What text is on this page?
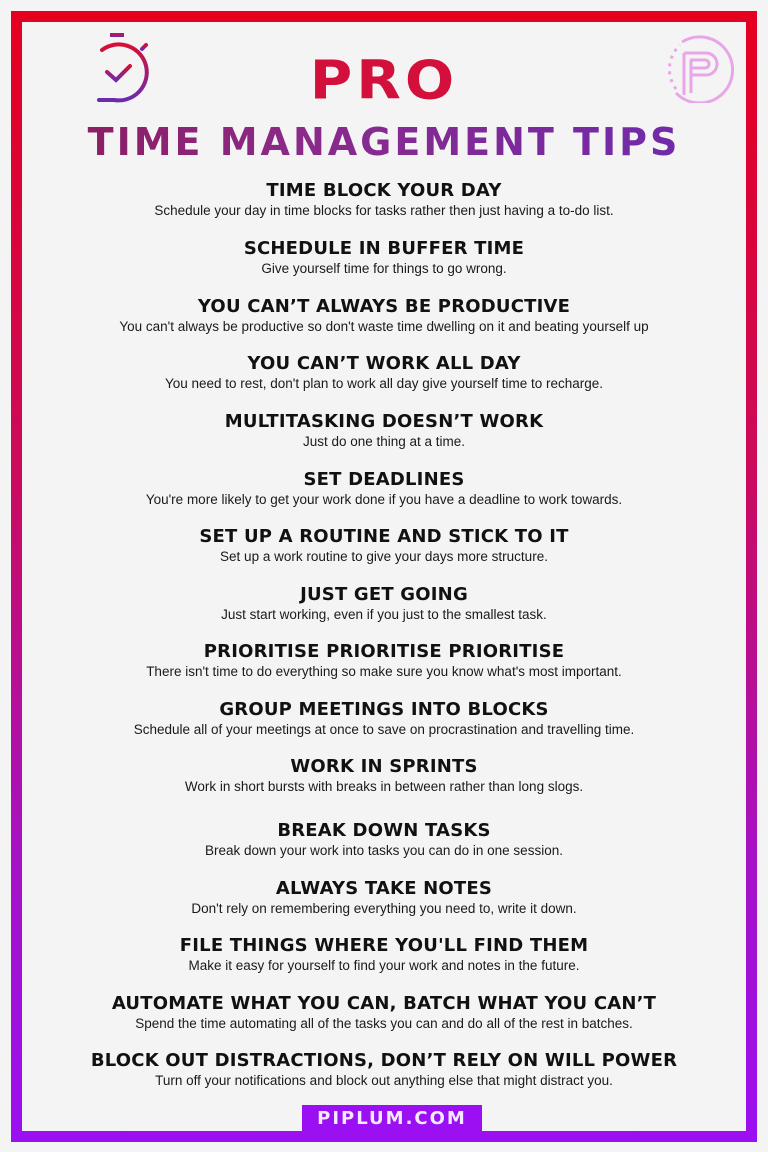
PRO
TIME MANAGEMENT TIPS
TIME BLOCK YOUR DAY
Schedule your day in time blocks for tasks rather then just having a to-do list.
SCHEDULE IN BUFFER TIME
Give yourself time for things to go wrong.
YOU CAN’T ALWAYS BE PRODUCTIVE
You can't always be productive so don't waste time dwelling on it and beating yourself up
YOU CAN’T WORK ALL DAY
You need to rest, don't plan to work all day give yourself time to recharge.
MULTITASKING DOESN’T WORK
Just do one thing at a time.
SET DEADLINES
You're more likely to get your work done if you have a deadline to work towards.
SET UP A ROUTINE AND STICK TO IT
Set up a work routine to give your days more structure.
JUST GET GOING
Just start working, even if you just to the smallest task.
PRIORITISE PRIORITISE PRIORITISE
There isn't time to do everything so make sure you know what's most important.
GROUP MEETINGS INTO BLOCKS
Schedule all of your meetings at once to save on procrastination and travelling time.
WORK IN SPRINTS
Work in short bursts with breaks in between rather than long slogs.
BREAK DOWN TASKS
Break down your work into tasks you can do in one session.
ALWAYS TAKE NOTES
Don't rely on remembering everything you need to, write it down.
FILE THINGS WHERE YOU'LL FIND THEM
Make it easy for yourself to find your work and notes in the future.
AUTOMATE WHAT YOU CAN, BATCH WHAT YOU CAN’T
Spend the time automating all of the tasks you can and do all of the rest in batches.
BLOCK OUT DISTRACTIONS, DON’T RELY ON WILL POWER
Turn off your notifications and block out anything else that might distract you.
PIPLUM.COM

────────────────

**WORK TO DO:**
Lines containing the word "rather" are to be tallied; report only the total.

**THE OUTPUT:**
2